**Problem:** Skip the pictures. Repeat everything else in the records word for word.

**The data:**
● ● ●
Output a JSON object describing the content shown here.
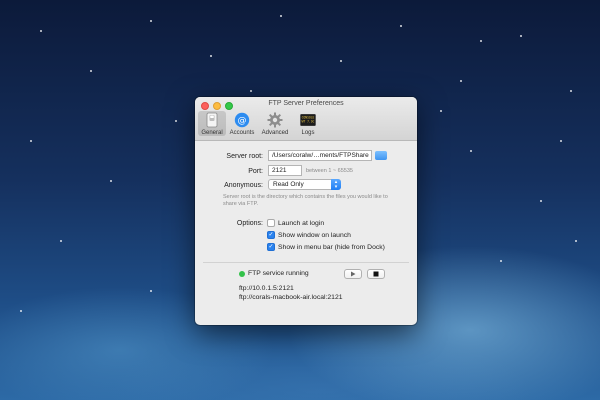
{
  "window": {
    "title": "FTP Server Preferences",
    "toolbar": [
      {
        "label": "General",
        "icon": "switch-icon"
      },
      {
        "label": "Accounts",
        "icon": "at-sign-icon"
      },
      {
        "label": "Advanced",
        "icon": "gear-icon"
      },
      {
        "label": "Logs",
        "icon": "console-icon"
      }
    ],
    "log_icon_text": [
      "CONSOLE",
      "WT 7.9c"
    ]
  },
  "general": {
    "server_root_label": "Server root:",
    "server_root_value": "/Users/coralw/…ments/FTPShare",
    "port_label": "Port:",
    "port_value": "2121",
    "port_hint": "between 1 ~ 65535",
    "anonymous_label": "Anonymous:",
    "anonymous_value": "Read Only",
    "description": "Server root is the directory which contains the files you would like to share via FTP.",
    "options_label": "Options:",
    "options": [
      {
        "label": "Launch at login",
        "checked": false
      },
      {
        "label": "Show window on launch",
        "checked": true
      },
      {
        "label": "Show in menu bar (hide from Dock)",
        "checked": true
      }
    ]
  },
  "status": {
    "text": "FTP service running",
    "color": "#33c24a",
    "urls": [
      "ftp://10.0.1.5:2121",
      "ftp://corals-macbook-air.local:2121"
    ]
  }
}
● ● ●
**Finished exercise:**
Output a JSON object describing the content shown here.
{
  "window": {
    "title": "FTP Server Preferences",
    "toolbar": [
      {
        "label": "General",
        "icon": "switch-icon"
      },
      {
        "label": "Accounts",
        "icon": "at-sign-icon"
      },
      {
        "label": "Advanced",
        "icon": "gear-icon"
      },
      {
        "label": "Logs",
        "icon": "console-icon"
      }
    ],
    "log_icon_text": [
      "CONSOLE",
      "WT 7.9c"
    ]
  },
  "general": {
    "server_root_label": "Server root:",
    "server_root_value": "/Users/coralw/…ments/FTPShare",
    "port_label": "Port:",
    "port_value": "2121",
    "port_hint": "between 1 ~ 65535",
    "anonymous_label": "Anonymous:",
    "anonymous_value": "Read Only",
    "description": "Server root is the directory which contains the files you would like to share via FTP.",
    "options_label": "Options:",
    "options": [
      {
        "label": "Launch at login",
        "checked": false
      },
      {
        "label": "Show window on launch",
        "checked": true
      },
      {
        "label": "Show in menu bar (hide from Dock)",
        "checked": true
      }
    ]
  },
  "status": {
    "text": "FTP service running",
    "color": "#33c24a",
    "urls": [
      "ftp://10.0.1.5:2121",
      "ftp://corals-macbook-air.local:2121"
    ]
  }
}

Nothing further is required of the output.